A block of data
::::::
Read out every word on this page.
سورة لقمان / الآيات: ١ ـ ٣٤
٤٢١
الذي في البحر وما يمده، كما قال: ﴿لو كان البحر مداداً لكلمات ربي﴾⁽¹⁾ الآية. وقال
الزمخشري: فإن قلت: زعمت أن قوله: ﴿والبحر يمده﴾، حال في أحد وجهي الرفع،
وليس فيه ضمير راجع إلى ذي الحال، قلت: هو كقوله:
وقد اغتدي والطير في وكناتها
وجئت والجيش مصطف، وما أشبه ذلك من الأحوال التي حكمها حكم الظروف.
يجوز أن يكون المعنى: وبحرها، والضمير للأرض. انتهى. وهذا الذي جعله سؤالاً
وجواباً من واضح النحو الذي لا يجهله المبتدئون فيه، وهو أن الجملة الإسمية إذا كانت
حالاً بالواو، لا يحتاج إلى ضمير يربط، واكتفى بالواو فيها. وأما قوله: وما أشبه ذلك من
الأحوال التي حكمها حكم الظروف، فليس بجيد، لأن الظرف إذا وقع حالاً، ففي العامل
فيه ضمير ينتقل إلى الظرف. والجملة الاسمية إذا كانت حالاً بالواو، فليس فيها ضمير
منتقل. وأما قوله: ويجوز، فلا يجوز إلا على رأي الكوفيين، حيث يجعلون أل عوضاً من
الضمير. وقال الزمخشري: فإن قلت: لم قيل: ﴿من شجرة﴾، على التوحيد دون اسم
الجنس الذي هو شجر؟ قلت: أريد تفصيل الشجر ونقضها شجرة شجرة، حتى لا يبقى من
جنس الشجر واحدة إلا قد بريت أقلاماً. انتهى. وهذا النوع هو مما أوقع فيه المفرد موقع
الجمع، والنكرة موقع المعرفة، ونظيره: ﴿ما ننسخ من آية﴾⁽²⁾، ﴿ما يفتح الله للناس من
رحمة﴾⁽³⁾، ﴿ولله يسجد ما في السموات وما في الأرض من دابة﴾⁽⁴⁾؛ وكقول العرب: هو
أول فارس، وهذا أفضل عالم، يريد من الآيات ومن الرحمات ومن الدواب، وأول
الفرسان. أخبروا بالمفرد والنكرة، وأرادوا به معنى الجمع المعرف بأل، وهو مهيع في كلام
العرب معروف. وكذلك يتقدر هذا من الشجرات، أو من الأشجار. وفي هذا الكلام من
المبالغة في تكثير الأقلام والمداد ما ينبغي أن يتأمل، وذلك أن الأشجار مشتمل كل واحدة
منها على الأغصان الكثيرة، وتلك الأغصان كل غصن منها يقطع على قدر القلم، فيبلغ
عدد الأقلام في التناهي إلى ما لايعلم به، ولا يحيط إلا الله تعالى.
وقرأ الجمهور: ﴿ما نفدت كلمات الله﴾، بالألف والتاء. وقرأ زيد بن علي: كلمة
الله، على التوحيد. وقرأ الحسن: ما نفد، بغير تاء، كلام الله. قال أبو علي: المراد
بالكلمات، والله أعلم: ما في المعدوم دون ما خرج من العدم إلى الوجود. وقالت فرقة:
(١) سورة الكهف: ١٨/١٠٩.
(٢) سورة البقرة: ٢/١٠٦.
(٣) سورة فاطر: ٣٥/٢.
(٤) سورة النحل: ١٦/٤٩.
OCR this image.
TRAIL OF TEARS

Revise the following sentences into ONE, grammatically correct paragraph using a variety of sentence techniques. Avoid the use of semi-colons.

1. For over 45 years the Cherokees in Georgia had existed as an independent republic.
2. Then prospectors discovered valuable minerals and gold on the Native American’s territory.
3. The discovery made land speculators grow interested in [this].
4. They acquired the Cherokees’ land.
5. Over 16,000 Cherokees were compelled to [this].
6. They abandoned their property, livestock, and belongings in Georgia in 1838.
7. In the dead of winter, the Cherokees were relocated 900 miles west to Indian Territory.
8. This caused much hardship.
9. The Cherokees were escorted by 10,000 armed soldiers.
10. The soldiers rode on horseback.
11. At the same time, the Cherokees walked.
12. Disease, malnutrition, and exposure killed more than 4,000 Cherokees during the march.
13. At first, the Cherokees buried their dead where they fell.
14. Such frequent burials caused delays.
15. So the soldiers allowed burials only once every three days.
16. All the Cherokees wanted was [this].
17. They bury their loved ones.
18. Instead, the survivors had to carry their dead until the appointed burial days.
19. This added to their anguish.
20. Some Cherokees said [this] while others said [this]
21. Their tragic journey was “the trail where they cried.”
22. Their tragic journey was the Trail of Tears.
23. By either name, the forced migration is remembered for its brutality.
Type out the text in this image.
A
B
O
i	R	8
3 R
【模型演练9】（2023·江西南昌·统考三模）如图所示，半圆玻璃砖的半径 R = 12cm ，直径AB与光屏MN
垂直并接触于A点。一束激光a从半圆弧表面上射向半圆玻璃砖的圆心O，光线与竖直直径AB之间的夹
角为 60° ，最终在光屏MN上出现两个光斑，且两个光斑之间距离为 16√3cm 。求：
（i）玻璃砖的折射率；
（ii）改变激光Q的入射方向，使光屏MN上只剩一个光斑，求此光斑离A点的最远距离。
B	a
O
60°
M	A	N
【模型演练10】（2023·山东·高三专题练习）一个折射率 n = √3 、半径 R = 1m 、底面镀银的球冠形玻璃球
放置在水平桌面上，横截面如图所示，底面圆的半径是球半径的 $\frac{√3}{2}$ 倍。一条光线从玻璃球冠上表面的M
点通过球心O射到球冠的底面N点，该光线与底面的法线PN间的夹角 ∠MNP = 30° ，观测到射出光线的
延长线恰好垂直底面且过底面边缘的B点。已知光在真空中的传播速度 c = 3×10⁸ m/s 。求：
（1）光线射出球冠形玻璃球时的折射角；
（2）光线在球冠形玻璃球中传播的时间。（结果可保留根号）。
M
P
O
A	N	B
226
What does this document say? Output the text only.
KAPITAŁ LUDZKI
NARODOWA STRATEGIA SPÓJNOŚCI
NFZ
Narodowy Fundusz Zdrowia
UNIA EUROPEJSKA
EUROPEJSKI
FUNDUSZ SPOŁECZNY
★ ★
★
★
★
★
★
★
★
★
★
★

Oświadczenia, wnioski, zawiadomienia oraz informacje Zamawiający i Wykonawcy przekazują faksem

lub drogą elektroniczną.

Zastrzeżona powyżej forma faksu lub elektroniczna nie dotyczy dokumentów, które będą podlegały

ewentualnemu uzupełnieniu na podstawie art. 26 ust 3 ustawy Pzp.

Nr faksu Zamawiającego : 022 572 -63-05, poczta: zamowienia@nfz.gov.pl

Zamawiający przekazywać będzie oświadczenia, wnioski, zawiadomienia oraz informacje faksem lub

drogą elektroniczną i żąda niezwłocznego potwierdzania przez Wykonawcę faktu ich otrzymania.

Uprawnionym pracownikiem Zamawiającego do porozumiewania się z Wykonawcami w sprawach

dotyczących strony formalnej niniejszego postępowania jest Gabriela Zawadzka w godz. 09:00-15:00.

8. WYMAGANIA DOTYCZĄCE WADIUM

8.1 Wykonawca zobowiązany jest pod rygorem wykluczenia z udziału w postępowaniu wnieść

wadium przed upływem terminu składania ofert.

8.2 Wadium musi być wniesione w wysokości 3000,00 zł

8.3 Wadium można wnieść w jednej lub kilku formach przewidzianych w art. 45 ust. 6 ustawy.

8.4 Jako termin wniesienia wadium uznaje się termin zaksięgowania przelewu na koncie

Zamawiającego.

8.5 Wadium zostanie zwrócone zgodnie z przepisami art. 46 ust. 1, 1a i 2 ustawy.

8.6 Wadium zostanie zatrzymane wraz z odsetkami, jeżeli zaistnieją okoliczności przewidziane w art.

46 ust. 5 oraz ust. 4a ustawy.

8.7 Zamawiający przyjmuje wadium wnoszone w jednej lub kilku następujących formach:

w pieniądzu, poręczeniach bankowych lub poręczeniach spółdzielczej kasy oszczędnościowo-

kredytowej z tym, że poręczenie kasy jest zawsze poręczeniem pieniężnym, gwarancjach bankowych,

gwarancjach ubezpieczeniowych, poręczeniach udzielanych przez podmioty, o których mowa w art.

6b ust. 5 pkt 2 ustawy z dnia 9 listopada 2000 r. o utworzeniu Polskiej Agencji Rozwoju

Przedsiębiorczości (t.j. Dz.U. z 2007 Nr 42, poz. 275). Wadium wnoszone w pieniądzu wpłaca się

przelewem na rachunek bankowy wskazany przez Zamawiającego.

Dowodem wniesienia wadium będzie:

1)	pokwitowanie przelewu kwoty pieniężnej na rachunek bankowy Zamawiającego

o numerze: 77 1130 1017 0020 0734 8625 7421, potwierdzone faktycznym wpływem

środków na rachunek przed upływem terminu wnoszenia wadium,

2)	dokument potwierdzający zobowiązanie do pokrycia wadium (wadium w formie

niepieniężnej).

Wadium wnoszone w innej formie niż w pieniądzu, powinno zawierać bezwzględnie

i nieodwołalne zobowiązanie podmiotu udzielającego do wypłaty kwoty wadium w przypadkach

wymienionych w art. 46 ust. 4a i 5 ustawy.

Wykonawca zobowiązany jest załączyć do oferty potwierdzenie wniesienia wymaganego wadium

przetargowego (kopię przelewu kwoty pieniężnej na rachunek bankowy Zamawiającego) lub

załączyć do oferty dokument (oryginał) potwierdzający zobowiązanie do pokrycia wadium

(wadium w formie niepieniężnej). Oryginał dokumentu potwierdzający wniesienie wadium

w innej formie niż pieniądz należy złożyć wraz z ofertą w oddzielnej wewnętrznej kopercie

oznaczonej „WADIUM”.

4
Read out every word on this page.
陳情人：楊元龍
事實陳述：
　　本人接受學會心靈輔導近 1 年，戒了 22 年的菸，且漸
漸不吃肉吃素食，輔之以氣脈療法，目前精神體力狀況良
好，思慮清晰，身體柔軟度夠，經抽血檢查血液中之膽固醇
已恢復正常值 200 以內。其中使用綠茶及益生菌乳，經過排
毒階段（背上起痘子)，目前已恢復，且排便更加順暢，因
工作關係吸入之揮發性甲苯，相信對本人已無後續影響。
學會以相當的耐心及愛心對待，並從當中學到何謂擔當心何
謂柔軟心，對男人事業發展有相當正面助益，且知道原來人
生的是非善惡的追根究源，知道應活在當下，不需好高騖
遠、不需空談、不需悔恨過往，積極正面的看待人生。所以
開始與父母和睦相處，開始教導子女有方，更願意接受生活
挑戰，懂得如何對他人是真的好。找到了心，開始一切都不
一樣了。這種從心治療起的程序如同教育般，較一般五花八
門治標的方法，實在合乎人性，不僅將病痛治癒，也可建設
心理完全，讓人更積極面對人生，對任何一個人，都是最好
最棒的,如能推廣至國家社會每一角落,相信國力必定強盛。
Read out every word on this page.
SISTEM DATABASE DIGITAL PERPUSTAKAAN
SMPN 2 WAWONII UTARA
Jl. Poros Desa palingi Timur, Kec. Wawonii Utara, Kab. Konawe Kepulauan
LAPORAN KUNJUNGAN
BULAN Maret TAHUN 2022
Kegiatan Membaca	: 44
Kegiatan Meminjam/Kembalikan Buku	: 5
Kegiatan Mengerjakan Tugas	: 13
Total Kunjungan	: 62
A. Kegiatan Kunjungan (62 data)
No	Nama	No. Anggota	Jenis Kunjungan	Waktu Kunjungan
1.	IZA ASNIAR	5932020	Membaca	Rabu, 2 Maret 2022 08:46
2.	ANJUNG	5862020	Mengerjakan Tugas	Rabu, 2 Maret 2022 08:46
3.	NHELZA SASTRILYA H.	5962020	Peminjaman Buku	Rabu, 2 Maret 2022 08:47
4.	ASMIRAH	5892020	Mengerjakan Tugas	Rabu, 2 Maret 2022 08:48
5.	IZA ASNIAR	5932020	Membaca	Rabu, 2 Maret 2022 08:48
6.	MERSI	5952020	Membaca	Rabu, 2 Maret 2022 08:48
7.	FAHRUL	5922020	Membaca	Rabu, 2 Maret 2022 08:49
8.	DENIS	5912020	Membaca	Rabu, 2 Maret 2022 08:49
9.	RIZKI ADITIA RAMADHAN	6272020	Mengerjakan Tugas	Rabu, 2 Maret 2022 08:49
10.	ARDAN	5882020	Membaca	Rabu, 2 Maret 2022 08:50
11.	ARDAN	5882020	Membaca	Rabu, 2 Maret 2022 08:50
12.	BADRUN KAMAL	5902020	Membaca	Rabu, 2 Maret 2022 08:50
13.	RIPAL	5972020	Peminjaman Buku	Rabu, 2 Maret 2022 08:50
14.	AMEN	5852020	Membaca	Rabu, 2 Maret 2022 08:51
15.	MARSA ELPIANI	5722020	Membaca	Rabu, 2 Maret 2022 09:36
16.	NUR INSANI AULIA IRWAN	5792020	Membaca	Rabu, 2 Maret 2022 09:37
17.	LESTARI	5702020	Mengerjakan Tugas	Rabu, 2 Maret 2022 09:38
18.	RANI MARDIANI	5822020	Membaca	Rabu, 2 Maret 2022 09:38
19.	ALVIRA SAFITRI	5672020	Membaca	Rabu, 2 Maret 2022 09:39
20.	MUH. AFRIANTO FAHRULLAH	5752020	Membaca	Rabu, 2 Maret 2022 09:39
::::::
Check each line above for the string "ARDAN" and show the ones that have it.

The output:
10.	ARDAN	5882020	Membaca	Rabu, 2 Maret 2022 08:50
11.	ARDAN	5882020	Membaca	Rabu, 2 Maret 2022 08:50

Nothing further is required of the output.